***** MATERIAL SHOWN
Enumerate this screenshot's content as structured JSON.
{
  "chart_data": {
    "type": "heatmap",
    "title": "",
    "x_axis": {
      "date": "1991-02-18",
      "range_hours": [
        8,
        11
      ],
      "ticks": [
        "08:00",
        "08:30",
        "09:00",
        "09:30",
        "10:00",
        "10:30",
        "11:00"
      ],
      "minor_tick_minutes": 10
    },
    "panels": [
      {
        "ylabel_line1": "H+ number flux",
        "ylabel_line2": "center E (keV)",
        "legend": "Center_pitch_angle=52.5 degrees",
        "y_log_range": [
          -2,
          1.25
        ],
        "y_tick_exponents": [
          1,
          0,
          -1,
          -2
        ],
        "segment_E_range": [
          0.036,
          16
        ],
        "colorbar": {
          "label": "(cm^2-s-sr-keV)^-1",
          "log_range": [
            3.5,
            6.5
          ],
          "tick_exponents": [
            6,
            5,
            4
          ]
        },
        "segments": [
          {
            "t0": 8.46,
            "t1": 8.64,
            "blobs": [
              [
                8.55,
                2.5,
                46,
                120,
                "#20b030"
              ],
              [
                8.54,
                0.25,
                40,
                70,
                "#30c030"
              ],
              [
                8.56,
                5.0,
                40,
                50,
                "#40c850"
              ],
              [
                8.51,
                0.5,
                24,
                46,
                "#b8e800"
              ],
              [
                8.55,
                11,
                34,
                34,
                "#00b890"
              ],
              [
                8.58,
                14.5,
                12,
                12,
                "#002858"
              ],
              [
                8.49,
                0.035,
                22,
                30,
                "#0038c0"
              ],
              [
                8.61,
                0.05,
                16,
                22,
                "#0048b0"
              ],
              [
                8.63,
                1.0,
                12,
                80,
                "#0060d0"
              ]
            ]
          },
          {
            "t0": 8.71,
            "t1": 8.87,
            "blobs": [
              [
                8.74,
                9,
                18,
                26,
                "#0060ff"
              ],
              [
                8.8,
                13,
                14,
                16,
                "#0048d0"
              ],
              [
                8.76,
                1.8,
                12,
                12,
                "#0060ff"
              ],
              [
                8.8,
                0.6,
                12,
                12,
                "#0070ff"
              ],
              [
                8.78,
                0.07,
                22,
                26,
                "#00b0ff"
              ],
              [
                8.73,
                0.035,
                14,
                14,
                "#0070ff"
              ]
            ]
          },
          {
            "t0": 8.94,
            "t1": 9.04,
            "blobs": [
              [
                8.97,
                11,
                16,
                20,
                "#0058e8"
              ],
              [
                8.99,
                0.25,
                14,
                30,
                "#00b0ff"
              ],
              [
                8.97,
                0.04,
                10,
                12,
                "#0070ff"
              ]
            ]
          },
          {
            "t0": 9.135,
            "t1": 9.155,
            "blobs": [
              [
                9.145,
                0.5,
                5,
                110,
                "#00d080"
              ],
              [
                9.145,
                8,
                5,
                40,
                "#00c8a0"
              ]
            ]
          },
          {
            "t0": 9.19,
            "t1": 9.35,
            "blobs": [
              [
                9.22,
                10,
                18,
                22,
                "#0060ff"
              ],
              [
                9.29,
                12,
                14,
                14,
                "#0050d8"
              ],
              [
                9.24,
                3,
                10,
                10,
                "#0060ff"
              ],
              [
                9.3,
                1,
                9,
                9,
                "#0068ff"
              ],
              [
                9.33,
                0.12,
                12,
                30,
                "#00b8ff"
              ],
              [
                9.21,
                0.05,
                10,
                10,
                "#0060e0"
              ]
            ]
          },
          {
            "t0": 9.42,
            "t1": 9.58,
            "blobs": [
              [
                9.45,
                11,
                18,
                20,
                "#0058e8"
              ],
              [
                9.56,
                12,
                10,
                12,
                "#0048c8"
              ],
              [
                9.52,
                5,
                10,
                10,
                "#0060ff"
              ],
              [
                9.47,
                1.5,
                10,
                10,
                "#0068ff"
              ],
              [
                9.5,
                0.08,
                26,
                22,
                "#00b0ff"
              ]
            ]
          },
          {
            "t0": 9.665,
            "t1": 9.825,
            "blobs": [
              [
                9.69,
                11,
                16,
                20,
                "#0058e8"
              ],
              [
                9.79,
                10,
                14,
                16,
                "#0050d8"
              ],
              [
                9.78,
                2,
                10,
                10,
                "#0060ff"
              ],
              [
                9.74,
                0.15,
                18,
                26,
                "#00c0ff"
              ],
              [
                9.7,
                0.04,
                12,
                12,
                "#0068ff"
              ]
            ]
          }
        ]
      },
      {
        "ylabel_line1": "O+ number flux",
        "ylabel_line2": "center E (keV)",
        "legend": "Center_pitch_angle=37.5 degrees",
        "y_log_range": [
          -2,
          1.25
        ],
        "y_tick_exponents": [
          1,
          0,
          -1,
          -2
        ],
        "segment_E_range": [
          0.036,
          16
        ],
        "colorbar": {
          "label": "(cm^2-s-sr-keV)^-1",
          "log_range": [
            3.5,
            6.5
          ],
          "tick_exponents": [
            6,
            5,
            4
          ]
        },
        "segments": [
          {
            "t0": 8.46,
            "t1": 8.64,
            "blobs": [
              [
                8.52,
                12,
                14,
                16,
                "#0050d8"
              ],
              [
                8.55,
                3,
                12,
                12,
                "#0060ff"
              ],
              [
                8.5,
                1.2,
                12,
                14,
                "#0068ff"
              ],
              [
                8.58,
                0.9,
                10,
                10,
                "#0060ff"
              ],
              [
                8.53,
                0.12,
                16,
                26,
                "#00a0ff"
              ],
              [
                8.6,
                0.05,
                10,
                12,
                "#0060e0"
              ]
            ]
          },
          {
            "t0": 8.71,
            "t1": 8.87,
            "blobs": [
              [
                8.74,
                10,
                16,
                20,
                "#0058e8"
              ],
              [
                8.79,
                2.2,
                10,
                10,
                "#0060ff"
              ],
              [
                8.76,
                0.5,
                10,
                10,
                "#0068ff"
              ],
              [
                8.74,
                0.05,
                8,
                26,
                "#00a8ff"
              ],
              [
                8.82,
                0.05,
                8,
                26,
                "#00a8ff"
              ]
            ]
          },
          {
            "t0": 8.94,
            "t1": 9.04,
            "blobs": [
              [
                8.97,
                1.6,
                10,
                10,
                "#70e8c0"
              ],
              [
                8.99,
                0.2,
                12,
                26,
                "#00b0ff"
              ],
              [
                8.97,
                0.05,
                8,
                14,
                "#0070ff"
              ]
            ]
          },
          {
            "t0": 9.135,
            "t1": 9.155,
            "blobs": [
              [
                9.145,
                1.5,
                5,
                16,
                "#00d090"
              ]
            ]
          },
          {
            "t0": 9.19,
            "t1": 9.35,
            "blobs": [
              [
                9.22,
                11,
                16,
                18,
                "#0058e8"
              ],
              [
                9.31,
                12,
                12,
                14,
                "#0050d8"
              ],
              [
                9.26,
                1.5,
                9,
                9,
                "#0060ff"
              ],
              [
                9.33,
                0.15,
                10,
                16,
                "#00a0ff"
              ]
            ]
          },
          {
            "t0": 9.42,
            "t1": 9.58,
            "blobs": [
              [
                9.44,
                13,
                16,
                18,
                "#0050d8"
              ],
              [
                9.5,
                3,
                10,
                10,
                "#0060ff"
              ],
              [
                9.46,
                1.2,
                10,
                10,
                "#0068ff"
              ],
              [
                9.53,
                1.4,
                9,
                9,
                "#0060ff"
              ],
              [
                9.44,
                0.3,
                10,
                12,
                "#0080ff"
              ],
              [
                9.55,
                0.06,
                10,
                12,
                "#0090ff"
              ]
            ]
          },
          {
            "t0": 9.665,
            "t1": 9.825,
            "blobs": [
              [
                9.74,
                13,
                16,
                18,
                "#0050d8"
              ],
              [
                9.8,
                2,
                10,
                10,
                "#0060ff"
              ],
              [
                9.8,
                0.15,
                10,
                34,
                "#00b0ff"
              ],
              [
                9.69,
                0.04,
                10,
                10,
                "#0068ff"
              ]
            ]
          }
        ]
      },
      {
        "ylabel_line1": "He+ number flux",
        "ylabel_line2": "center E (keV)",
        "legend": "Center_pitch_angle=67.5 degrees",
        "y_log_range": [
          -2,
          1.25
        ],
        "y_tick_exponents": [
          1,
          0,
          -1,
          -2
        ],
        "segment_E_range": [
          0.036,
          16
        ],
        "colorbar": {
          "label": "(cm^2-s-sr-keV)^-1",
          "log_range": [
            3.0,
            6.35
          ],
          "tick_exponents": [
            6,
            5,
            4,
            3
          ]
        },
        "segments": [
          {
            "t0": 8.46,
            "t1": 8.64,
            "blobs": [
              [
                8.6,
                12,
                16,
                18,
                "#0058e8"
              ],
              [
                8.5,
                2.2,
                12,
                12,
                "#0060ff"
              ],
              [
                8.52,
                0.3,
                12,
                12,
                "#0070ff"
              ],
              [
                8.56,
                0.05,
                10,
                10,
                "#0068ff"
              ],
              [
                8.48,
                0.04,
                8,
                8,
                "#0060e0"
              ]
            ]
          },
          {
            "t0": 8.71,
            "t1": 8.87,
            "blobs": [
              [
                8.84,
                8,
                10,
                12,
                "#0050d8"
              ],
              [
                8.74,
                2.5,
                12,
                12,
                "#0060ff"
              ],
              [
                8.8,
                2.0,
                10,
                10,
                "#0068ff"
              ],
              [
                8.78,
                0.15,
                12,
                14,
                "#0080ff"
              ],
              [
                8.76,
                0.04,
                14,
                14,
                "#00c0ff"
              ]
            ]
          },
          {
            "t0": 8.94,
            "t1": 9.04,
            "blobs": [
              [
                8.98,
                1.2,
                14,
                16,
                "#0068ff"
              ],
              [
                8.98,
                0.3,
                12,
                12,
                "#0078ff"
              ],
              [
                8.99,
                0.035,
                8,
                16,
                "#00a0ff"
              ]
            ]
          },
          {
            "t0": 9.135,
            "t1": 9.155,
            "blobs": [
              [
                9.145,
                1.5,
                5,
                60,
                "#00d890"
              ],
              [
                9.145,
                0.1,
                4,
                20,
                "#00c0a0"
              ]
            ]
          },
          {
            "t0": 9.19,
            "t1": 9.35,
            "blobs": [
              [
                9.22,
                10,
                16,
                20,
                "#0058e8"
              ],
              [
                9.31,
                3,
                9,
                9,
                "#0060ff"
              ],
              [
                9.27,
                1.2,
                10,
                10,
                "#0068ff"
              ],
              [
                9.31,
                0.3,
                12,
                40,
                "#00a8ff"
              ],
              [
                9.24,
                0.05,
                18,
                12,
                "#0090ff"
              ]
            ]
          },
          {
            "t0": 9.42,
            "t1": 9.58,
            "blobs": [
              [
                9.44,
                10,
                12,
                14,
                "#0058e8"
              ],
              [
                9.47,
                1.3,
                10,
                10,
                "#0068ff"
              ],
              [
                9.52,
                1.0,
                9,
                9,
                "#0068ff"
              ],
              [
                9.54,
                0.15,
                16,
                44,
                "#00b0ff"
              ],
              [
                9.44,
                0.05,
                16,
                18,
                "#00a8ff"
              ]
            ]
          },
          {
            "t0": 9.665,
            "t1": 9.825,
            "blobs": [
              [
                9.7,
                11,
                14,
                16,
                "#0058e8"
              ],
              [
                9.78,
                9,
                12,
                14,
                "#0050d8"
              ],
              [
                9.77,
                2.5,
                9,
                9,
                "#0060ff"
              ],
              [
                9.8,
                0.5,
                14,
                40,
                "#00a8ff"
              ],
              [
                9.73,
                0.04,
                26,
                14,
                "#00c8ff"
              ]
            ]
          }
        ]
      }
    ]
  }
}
**********
▶ TASK REQUIREMENTS: Copy all lines of the material above where the string "degrees" occurs.

▶ OUTPUT BELOW:
        "legend": "Center_pitch_angle=52.5 degrees",
        "legend": "Center_pitch_angle=37.5 degrees",
        "legend": "Center_pitch_angle=67.5 degrees",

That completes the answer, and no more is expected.